-- START INPUT --

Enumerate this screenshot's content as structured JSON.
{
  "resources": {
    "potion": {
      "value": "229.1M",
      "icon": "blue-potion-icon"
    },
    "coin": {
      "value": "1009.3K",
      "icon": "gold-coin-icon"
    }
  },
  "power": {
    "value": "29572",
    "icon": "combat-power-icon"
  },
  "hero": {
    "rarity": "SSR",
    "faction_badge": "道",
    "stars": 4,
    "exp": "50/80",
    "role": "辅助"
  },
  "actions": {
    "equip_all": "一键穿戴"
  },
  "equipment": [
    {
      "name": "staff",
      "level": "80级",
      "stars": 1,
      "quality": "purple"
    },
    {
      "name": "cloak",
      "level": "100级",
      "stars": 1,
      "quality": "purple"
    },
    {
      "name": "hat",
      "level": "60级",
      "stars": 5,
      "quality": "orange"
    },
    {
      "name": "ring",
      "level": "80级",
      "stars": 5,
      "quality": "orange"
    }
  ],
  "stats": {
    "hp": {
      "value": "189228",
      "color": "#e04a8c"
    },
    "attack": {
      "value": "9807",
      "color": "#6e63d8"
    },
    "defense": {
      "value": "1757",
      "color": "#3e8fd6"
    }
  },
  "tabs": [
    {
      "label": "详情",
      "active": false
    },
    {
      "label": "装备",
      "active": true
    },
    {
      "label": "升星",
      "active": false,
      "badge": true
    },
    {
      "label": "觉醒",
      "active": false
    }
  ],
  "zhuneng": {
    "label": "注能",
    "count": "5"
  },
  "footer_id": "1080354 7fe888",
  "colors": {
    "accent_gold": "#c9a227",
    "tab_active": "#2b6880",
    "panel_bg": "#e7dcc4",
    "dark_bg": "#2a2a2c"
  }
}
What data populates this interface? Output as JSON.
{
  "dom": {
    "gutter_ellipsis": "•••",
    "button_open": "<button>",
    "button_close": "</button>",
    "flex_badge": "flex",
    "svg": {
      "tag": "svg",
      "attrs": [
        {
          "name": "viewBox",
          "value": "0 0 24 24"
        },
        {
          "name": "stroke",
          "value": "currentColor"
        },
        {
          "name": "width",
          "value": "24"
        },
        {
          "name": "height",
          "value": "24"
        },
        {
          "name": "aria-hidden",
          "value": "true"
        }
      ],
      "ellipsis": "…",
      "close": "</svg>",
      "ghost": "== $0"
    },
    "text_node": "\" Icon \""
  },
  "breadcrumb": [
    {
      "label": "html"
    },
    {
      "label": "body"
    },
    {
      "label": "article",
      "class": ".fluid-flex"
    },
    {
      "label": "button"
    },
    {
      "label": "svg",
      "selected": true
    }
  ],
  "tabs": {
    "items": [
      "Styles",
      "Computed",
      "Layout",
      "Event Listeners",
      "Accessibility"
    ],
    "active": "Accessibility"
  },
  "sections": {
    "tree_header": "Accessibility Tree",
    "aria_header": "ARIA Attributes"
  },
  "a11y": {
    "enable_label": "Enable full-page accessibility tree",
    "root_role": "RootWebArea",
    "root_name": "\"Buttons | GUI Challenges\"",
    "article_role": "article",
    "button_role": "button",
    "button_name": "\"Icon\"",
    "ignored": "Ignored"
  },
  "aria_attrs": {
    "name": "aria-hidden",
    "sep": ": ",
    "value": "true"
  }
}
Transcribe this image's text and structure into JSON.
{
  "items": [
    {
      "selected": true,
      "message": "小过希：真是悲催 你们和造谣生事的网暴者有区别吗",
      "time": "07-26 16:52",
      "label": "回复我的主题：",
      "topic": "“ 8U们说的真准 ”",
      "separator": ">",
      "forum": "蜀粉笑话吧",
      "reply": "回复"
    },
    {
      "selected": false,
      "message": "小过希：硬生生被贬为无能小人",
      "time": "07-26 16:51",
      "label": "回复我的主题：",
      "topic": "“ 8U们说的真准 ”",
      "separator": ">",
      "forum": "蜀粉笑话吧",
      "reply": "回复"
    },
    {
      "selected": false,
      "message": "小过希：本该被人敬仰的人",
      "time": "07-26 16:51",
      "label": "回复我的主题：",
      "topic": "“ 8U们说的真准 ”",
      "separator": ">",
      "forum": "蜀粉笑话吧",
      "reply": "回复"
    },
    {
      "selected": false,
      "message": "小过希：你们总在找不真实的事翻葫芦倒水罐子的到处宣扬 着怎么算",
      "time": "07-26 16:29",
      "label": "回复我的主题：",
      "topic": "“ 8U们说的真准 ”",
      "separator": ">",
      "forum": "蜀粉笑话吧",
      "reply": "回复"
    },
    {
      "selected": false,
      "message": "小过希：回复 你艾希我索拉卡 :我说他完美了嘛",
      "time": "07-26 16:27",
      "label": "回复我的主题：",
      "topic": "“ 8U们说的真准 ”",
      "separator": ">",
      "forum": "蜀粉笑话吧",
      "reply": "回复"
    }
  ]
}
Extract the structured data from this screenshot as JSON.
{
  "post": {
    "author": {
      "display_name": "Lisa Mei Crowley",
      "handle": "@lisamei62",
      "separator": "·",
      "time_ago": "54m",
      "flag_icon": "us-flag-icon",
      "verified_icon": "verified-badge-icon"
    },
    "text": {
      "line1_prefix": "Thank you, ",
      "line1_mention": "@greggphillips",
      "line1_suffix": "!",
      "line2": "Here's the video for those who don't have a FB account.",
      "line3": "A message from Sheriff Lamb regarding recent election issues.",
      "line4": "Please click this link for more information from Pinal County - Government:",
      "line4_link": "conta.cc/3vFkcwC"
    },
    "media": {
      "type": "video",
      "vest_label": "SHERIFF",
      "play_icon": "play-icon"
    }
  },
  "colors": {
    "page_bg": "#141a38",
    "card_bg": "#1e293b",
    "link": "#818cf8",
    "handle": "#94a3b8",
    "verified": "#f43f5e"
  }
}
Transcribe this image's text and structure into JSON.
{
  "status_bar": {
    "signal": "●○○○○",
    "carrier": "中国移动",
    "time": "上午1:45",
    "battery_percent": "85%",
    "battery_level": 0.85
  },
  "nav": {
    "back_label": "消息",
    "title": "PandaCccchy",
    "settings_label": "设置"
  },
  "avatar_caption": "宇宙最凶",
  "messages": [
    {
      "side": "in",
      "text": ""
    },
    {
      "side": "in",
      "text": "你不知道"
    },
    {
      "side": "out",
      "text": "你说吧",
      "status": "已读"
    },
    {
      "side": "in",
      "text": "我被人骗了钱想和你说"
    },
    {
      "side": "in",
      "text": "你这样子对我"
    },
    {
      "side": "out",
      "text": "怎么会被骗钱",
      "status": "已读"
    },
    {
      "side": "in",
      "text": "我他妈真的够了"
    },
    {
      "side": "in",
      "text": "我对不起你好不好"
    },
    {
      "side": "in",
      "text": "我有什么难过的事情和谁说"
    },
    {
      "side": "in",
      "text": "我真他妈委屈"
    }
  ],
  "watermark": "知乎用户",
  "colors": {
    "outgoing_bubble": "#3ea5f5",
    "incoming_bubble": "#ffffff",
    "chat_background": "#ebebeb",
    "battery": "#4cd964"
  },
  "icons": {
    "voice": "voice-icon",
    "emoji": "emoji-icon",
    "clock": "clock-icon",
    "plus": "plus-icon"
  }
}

-- END INPUT --

## DIRECTIONS
Each entry above is to be set down again in exactly the same words.

## OUTPUT BELOW
Enumerate this screenshot's content as structured JSON.
{
  "resources": {
    "potion": {
      "value": "229.1M",
      "icon": "blue-potion-icon"
    },
    "coin": {
      "value": "1009.3K",
      "icon": "gold-coin-icon"
    }
  },
  "power": {
    "value": "29572",
    "icon": "combat-power-icon"
  },
  "hero": {
    "rarity": "SSR",
    "faction_badge": "道",
    "stars": 4,
    "exp": "50/80",
    "role": "辅助"
  },
  "actions": {
    "equip_all": "一键穿戴"
  },
  "equipment": [
    {
      "name": "staff",
      "level": "80级",
      "stars": 1,
      "quality": "purple"
    },
    {
      "name": "cloak",
      "level": "100级",
      "stars": 1,
      "quality": "purple"
    },
    {
      "name": "hat",
      "level": "60级",
      "stars": 5,
      "quality": "orange"
    },
    {
      "name": "ring",
      "level": "80级",
      "stars": 5,
      "quality": "orange"
    }
  ],
  "stats": {
    "hp": {
      "value": "189228",
      "color": "#e04a8c"
    },
    "attack": {
      "value": "9807",
      "color": "#6e63d8"
    },
    "defense": {
      "value": "1757",
      "color": "#3e8fd6"
    }
  },
  "tabs": [
    {
      "label": "详情",
      "active": false
    },
    {
      "label": "装备",
      "active": true
    },
    {
      "label": "升星",
      "active": false,
      "badge": true
    },
    {
      "label": "觉醒",
      "active": false
    }
  ],
  "zhuneng": {
    "label": "注能",
    "count": "5"
  },
  "footer_id": "1080354 7fe888",
  "colors": {
    "accent_gold": "#c9a227",
    "tab_active": "#2b6880",
    "panel_bg": "#e7dcc4",
    "dark_bg": "#2a2a2c"
  }
}
What data populates this interface? Output as JSON.
{
  "dom": {
    "gutter_ellipsis": "•••",
    "button_open": "<button>",
    "button_close": "</button>",
    "flex_badge": "flex",
    "svg": {
      "tag": "svg",
      "attrs": [
        {
          "name": "viewBox",
          "value": "0 0 24 24"
        },
        {
          "name": "stroke",
          "value": "currentColor"
        },
        {
          "name": "width",
          "value": "24"
        },
        {
          "name": "height",
          "value": "24"
        },
        {
          "name": "aria-hidden",
          "value": "true"
        }
      ],
      "ellipsis": "…",
      "close": "</svg>",
      "ghost": "== $0"
    },
    "text_node": "\" Icon \""
  },
  "breadcrumb": [
    {
      "label": "html"
    },
    {
      "label": "body"
    },
    {
      "label": "article",
      "class": ".fluid-flex"
    },
    {
      "label": "button"
    },
    {
      "label": "svg",
      "selected": true
    }
  ],
  "tabs": {
    "items": [
      "Styles",
      "Computed",
      "Layout",
      "Event Listeners",
      "Accessibility"
    ],
    "active": "Accessibility"
  },
  "sections": {
    "tree_header": "Accessibility Tree",
    "aria_header": "ARIA Attributes"
  },
  "a11y": {
    "enable_label": "Enable full-page accessibility tree",
    "root_role": "RootWebArea",
    "root_name": "\"Buttons | GUI Challenges\"",
    "article_role": "article",
    "button_role": "button",
    "button_name": "\"Icon\"",
    "ignored": "Ignored"
  },
  "aria_attrs": {
    "name": "aria-hidden",
    "sep": ": ",
    "value": "true"
  }
}
Transcribe this image's text and structure into JSON.
{
  "items": [
    {
      "selected": true,
      "message": "小过希：真是悲催 你们和造谣生事的网暴者有区别吗",
      "time": "07-26 16:52",
      "label": "回复我的主题：",
      "topic": "“ 8U们说的真准 ”",
      "separator": ">",
      "forum": "蜀粉笑话吧",
      "reply": "回复"
    },
    {
      "selected": false,
      "message": "小过希：硬生生被贬为无能小人",
      "time": "07-26 16:51",
      "label": "回复我的主题：",
      "topic": "“ 8U们说的真准 ”",
      "separator": ">",
      "forum": "蜀粉笑话吧",
      "reply": "回复"
    },
    {
      "selected": false,
      "message": "小过希：本该被人敬仰的人",
      "time": "07-26 16:51",
      "label": "回复我的主题：",
      "topic": "“ 8U们说的真准 ”",
      "separator": ">",
      "forum": "蜀粉笑话吧",
      "reply": "回复"
    },
    {
      "selected": false,
      "message": "小过希：你们总在找不真实的事翻葫芦倒水罐子的到处宣扬 着怎么算",
      "time": "07-26 16:29",
      "label": "回复我的主题：",
      "topic": "“ 8U们说的真准 ”",
      "separator": ">",
      "forum": "蜀粉笑话吧",
      "reply": "回复"
    },
    {
      "selected": false,
      "message": "小过希：回复 你艾希我索拉卡 :我说他完美了嘛",
      "time": "07-26 16:27",
      "label": "回复我的主题：",
      "topic": "“ 8U们说的真准 ”",
      "separator": ">",
      "forum": "蜀粉笑话吧",
      "reply": "回复"
    }
  ]
}
Extract the structured data from this screenshot as JSON.
{
  "post": {
    "author": {
      "display_name": "Lisa Mei Crowley",
      "handle": "@lisamei62",
      "separator": "·",
      "time_ago": "54m",
      "flag_icon": "us-flag-icon",
      "verified_icon": "verified-badge-icon"
    },
    "text": {
      "line1_prefix": "Thank you, ",
      "line1_mention": "@greggphillips",
      "line1_suffix": "!",
      "line2": "Here's the video for those who don't have a FB account.",
      "line3": "A message from Sheriff Lamb regarding recent election issues.",
      "line4": "Please click this link for more information from Pinal County - Government:",
      "line4_link": "conta.cc/3vFkcwC"
    },
    "media": {
      "type": "video",
      "vest_label": "SHERIFF",
      "play_icon": "play-icon"
    }
  },
  "colors": {
    "page_bg": "#141a38",
    "card_bg": "#1e293b",
    "link": "#818cf8",
    "handle": "#94a3b8",
    "verified": "#f43f5e"
  }
}
Transcribe this image's text and structure into JSON.
{
  "status_bar": {
    "signal": "●○○○○",
    "carrier": "中国移动",
    "time": "上午1:45",
    "battery_percent": "85%",
    "battery_level": 0.85
  },
  "nav": {
    "back_label": "消息",
    "title": "PandaCccchy",
    "settings_label": "设置"
  },
  "avatar_caption": "宇宙最凶",
  "messages": [
    {
      "side": "in",
      "text": ""
    },
    {
      "side": "in",
      "text": "你不知道"
    },
    {
      "side": "out",
      "text": "你说吧",
      "status": "已读"
    },
    {
      "side": "in",
      "text": "我被人骗了钱想和你说"
    },
    {
      "side": "in",
      "text": "你这样子对我"
    },
    {
      "side": "out",
      "text": "怎么会被骗钱",
      "status": "已读"
    },
    {
      "side": "in",
      "text": "我他妈真的够了"
    },
    {
      "side": "in",
      "text": "我对不起你好不好"
    },
    {
      "side": "in",
      "text": "我有什么难过的事情和谁说"
    },
    {
      "side": "in",
      "text": "我真他妈委屈"
    }
  ],
  "watermark": "知乎用户",
  "colors": {
    "outgoing_bubble": "#3ea5f5",
    "incoming_bubble": "#ffffff",
    "chat_background": "#ebebeb",
    "battery": "#4cd964"
  },
  "icons": {
    "voice": "voice-icon",
    "emoji": "emoji-icon",
    "clock": "clock-icon",
    "plus": "plus-icon"
  }
}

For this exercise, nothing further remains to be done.